• **Request**:
Output every line of the entries from the line containing "Decode this image" through the last, exactly, with no other content.

** BEGIN Dataset rows **

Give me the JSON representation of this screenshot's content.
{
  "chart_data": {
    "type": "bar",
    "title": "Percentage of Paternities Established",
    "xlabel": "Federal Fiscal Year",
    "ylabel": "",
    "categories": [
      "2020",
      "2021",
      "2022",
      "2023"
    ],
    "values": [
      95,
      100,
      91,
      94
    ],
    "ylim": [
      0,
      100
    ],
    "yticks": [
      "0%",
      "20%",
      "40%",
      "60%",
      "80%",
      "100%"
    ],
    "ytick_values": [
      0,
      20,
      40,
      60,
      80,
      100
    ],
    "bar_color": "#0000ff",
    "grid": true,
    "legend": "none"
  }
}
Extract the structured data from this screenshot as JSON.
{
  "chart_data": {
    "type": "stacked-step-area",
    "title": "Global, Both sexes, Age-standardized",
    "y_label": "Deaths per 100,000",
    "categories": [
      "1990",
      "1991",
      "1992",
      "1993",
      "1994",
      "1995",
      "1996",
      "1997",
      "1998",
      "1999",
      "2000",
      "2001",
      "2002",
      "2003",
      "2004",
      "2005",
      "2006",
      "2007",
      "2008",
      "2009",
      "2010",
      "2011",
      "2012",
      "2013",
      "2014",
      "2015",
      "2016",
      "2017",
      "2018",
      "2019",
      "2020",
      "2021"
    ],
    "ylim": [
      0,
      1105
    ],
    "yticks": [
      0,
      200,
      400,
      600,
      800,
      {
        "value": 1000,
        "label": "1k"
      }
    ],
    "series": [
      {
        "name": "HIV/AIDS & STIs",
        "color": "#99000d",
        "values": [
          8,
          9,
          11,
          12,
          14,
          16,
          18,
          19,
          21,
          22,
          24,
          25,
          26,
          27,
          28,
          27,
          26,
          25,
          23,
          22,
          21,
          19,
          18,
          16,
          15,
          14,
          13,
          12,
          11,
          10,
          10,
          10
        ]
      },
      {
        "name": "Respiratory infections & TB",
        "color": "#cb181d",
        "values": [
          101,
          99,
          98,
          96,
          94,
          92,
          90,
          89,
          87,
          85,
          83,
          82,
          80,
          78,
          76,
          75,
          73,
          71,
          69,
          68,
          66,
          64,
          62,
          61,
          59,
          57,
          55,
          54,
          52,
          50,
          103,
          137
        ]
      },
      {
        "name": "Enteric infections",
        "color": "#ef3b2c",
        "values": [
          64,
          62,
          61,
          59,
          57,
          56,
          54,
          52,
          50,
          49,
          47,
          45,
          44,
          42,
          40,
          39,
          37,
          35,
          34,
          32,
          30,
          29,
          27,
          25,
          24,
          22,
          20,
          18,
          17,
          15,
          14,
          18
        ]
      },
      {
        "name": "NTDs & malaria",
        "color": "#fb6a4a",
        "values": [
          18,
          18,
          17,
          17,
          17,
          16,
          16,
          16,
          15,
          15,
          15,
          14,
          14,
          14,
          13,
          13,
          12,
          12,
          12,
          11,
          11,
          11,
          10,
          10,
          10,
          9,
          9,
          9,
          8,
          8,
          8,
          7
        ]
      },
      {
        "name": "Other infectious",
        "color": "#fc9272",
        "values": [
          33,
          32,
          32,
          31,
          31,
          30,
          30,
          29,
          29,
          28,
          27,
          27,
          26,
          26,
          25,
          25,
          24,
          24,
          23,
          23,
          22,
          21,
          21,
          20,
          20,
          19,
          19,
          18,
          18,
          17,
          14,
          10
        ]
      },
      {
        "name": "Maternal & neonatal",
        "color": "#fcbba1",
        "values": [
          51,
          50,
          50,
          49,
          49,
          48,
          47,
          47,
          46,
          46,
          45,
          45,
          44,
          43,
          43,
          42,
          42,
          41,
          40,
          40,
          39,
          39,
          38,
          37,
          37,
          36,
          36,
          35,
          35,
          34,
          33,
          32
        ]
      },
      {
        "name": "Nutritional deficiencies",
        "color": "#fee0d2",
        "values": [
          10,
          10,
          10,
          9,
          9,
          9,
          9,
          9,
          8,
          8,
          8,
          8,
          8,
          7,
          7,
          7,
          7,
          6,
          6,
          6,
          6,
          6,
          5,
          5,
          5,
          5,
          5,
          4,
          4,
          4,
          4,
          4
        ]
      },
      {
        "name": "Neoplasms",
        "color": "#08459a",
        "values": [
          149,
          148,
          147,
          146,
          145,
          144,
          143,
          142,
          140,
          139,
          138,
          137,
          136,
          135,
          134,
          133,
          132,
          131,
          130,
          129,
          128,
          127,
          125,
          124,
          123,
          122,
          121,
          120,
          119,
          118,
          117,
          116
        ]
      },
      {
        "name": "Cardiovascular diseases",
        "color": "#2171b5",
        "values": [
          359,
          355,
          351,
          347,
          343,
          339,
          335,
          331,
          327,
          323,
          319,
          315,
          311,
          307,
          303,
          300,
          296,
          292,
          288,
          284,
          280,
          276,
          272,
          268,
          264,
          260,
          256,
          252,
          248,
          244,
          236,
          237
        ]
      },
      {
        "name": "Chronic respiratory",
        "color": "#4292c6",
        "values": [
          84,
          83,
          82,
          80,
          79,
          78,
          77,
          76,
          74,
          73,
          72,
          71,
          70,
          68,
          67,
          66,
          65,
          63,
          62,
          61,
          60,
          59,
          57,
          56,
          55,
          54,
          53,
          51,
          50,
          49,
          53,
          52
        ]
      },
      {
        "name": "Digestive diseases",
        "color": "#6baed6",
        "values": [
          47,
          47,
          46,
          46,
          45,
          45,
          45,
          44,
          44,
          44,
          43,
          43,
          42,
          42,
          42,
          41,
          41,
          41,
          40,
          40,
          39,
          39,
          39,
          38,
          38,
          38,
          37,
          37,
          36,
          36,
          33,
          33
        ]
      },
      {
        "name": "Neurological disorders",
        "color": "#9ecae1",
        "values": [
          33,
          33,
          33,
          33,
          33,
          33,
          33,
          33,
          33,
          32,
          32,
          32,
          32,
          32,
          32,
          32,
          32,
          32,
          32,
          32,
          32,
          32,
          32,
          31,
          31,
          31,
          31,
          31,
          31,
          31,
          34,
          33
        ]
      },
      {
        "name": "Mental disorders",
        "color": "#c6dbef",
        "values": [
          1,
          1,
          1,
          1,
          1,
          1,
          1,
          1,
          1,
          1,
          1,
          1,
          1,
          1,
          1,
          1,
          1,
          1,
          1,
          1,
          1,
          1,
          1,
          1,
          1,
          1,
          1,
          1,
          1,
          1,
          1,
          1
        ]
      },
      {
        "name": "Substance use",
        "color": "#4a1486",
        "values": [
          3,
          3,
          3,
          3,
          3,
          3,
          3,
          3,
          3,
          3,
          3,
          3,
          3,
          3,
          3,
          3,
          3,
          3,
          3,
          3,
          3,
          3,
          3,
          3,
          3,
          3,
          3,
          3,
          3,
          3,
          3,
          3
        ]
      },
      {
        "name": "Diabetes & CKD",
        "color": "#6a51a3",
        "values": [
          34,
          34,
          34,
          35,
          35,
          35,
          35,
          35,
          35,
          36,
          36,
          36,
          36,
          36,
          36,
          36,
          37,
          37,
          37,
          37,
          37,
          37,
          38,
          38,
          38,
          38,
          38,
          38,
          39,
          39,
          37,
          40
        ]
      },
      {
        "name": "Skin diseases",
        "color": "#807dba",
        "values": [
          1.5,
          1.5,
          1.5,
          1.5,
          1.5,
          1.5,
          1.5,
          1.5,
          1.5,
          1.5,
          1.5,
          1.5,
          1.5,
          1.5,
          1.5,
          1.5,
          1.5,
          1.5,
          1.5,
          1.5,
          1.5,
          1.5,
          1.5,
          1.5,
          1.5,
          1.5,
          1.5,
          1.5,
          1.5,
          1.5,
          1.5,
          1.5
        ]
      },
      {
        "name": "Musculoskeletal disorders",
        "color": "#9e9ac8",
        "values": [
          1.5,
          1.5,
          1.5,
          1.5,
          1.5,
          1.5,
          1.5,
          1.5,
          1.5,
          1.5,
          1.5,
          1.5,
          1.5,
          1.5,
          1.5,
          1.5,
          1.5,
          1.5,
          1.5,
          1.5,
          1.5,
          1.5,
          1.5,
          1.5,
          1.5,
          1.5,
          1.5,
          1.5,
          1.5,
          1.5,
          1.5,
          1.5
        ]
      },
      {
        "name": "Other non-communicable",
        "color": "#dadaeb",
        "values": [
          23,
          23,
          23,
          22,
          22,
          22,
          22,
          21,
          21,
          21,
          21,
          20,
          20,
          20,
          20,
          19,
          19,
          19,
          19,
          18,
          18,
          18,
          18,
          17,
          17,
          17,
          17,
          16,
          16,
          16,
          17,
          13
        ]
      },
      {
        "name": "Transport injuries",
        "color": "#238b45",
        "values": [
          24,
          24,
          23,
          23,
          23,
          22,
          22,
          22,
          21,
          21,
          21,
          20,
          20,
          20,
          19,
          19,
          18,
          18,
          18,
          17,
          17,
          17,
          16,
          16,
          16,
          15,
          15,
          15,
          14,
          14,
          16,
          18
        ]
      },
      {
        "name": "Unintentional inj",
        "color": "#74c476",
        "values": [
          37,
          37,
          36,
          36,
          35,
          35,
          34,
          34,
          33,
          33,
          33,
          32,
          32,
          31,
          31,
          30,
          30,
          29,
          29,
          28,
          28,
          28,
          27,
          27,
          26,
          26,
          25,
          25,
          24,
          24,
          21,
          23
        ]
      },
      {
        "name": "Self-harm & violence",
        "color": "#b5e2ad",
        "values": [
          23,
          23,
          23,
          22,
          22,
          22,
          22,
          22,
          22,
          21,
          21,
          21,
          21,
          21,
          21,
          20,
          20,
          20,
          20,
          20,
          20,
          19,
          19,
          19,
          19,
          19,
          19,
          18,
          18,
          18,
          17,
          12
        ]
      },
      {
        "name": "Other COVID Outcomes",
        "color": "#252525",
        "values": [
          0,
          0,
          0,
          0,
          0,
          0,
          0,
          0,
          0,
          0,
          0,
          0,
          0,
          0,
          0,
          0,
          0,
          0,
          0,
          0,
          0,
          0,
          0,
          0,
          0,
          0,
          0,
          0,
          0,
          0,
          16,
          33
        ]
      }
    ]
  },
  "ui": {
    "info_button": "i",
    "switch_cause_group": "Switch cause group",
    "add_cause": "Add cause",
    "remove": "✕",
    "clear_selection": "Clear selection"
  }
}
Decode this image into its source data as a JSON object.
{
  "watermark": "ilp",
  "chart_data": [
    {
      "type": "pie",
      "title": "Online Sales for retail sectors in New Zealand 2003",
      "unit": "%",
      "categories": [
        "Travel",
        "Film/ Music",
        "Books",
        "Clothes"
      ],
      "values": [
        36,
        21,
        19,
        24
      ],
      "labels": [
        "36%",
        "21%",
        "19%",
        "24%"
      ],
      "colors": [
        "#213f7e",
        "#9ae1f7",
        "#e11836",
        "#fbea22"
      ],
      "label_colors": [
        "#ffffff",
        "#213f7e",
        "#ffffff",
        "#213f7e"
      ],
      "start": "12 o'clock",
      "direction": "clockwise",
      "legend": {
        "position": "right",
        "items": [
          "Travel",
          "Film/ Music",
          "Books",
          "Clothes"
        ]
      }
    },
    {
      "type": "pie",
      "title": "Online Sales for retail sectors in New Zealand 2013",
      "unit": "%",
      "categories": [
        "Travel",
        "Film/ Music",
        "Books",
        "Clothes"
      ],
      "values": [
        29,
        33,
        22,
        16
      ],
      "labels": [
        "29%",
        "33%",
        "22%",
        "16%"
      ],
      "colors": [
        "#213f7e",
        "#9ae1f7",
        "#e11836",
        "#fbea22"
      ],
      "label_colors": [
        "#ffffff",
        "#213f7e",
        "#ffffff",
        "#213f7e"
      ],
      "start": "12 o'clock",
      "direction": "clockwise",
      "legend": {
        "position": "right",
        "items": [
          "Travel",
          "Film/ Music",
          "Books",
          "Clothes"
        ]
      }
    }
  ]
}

** END Dataset rows **

• **Full answer**:
Decode this image into its source data as a JSON object.
{
  "watermark": "ilp",
  "chart_data": [
    {
      "type": "pie",
      "title": "Online Sales for retail sectors in New Zealand 2003",
      "unit": "%",
      "categories": [
        "Travel",
        "Film/ Music",
        "Books",
        "Clothes"
      ],
      "values": [
        36,
        21,
        19,
        24
      ],
      "labels": [
        "36%",
        "21%",
        "19%",
        "24%"
      ],
      "colors": [
        "#213f7e",
        "#9ae1f7",
        "#e11836",
        "#fbea22"
      ],
      "label_colors": [
        "#ffffff",
        "#213f7e",
        "#ffffff",
        "#213f7e"
      ],
      "start": "12 o'clock",
      "direction": "clockwise",
      "legend": {
        "position": "right",
        "items": [
          "Travel",
          "Film/ Music",
          "Books",
          "Clothes"
        ]
      }
    },
    {
      "type": "pie",
      "title": "Online Sales for retail sectors in New Zealand 2013",
      "unit": "%",
      "categories": [
        "Travel",
        "Film/ Music",
        "Books",
        "Clothes"
      ],
      "values": [
        29,
        33,
        22,
        16
      ],
      "labels": [
        "29%",
        "33%",
        "22%",
        "16%"
      ],
      "colors": [
        "#213f7e",
        "#9ae1f7",
        "#e11836",
        "#fbea22"
      ],
      "label_colors": [
        "#ffffff",
        "#213f7e",
        "#ffffff",
        "#213f7e"
      ],
      "start": "12 o'clock",
      "direction": "clockwise",
      "legend": {
        "position": "right",
        "items": [
          "Travel",
          "Film/ Music",
          "Books",
          "Clothes"
        ]
      }
    }
  ]
}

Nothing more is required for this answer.